### What needs to be done
Collect each line of the entries that holds the string "rainy".
[Begin Information supplied]
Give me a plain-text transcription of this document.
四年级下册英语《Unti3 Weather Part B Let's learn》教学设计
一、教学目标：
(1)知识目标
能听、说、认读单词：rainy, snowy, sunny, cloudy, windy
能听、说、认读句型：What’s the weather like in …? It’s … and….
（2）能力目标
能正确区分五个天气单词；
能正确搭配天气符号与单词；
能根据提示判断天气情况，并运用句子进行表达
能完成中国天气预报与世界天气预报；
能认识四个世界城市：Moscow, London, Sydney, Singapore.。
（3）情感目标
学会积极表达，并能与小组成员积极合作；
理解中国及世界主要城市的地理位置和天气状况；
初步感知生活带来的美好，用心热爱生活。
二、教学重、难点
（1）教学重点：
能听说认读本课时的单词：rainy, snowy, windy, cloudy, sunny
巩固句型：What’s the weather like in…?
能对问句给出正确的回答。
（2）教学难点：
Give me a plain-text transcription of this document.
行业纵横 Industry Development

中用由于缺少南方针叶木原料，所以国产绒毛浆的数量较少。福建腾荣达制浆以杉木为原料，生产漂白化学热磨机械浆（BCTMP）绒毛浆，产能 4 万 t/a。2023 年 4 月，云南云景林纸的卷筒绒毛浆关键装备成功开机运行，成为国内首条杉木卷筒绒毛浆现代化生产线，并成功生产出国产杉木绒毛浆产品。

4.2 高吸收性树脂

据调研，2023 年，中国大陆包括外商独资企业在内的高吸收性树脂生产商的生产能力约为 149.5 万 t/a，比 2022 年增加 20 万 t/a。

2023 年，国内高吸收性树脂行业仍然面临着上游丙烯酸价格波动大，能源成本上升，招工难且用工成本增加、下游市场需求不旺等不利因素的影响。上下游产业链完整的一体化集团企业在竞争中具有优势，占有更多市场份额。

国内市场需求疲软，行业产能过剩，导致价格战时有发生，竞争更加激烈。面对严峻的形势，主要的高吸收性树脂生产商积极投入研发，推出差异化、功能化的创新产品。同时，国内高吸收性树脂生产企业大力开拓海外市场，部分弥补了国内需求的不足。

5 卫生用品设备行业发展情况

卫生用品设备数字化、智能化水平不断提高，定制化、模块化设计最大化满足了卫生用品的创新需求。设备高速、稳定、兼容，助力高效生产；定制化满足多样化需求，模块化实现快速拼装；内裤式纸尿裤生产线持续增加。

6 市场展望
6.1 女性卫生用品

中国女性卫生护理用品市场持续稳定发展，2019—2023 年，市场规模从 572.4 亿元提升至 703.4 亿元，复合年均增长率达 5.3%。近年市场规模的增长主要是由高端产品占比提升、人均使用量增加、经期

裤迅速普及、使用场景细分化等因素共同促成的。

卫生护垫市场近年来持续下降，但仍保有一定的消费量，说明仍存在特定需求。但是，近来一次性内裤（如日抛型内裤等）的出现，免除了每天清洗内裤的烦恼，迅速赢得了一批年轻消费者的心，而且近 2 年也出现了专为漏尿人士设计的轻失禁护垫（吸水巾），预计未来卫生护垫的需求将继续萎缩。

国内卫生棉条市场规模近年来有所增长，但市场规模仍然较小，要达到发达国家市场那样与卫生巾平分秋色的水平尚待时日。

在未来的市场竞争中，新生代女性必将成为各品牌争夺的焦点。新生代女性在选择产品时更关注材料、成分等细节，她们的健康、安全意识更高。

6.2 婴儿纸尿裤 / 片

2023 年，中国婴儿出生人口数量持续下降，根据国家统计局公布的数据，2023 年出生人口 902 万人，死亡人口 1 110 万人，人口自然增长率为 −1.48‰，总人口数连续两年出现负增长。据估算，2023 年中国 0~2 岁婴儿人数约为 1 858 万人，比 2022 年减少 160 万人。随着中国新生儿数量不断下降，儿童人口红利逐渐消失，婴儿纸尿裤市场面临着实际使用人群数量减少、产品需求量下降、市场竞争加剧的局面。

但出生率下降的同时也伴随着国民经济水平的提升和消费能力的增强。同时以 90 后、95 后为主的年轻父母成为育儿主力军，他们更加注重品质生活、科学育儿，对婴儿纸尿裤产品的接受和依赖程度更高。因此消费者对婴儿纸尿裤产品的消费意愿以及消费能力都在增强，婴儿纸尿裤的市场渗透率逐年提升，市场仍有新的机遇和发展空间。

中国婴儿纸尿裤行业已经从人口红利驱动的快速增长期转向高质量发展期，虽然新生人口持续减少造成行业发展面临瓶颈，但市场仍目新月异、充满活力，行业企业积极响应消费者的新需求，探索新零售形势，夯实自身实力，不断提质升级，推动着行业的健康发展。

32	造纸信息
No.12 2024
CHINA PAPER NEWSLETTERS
[End Information supplied]
### Worked solution
能听、说、认读单词：rainy, snowy, sunny, cloudy, windy
能听说认读本课时的单词：rainy, snowy, windy, cloudy, sunny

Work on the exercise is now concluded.